Texte fourni:
▼
La requête et la purification

Le lépreux a pu entendre parler de Jésus, selon Marc 1, 28. L’évangéliste souligne la foi du personnage à qui il a fallu d’abord braver l’interdit de son isolement (cf. 1ère lecture). Puis sa supplication à genoux signifie qu’il voit en Jésus un « homme de Dieu », doué de pouvoirs de guérison. Sa confiance culmine en une simple proposition : « Si tu le veux ». Pour lui, Jésus « peut », et tout est suspendu à son seul vouloir. L’homme, notons-le, ne demande pas la guérison, mais la purification. Plus qu’au retour à la santé, il aspire à sa réintégration, à la fin de l’impureté rituelle qui le met au ban de la société. Mais toute maladie, lèpre ou autre, ne met-elle pas, de quelque manière, à l’écart de la société ?

La tendresse, la pitié, déclenche l’initiative de Jésus. Il veut que le suppliant « soit purifié » (sous-entendu : par Dieu). Le résultat est instantané : la maladie quitte l’homme et, conséquence espérée, il recouvre la pureté. Soulignons que, pour ce faire, Jésus se compromet, devenant lui-même provisoirement impur, en touchant le lépreux. D’où la notice évangélique selon laquelle il était obligé d’éviter les lieux habités ». Mesure inefficace pourtant, puisque « de partout on venait à lui ».

Au lieu de l’expression « saisi de compassion devant cet homme », certains manuscrits disent : « s’étant mis en colère… », et c’est peut-être là le texte primitif : Jésus se laisse fléchir, mais à contre-cœur : il craint les conséquences qu’évoque la suite du récit.

« Ne dis rien à personne »
▲
Données de reconnaissance de la structure des documents:
▼
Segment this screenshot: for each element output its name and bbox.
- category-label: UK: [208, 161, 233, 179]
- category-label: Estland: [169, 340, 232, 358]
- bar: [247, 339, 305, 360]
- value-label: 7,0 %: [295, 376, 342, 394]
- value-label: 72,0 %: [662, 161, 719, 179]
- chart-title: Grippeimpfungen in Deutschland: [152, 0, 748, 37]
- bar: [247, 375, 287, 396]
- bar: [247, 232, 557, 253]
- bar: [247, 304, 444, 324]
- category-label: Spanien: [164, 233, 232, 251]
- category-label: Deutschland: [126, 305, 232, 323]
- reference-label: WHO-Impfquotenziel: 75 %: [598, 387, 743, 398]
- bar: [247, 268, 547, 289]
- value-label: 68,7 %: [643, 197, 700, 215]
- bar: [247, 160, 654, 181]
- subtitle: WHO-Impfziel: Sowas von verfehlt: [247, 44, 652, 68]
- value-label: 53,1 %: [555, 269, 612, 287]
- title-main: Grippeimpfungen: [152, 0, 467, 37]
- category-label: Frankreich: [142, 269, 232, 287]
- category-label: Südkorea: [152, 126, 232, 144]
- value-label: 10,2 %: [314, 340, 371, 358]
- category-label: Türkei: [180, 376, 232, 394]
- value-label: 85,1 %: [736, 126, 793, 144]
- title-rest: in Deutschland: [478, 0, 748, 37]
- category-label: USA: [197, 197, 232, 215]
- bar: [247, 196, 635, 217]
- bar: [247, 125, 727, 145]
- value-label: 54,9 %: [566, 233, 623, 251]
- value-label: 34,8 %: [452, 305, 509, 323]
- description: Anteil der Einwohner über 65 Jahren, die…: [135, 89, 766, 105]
▲
Actions requises:
**1.** D'après le texte sur la guérison du lépreux, que demande l'homme à Jésus, plutôt que la guérison ?
**2.** Reproduisez à l'identique le passage du texte sur la guérison du lépreux allant de « La requête et » jusqu'à « la société ? » inclus.
La liste n'intervient en rien dans ces consignes.

Résultats:
**1.** La purification.

**2.**
La requête et la purification

Le lépreux a pu entendre parler de Jésus, selon Marc 1, 28. L’évangéliste souligne la foi du personnage à qui il a fallu d’abord braver l’interdit de son isolement (cf. 1ère lecture). Puis sa supplication à genoux signifie qu’il voit en Jésus un « homme de Dieu », doué de pouvoirs de guérison. Sa confiance culmine en une simple proposition : « Si tu le veux ». Pour lui, Jésus « peut », et tout est suspendu à son seul vouloir. L’homme, notons-le, ne demande pas la guérison, mais la purification. Plus qu’au retour à la santé, il aspire à sa réintégration, à la fin de l’impureté rituelle qui le met au ban de la société. Mais toute maladie, lèpre ou autre, ne met-elle pas, de quelque manière, à l’écart de la société ?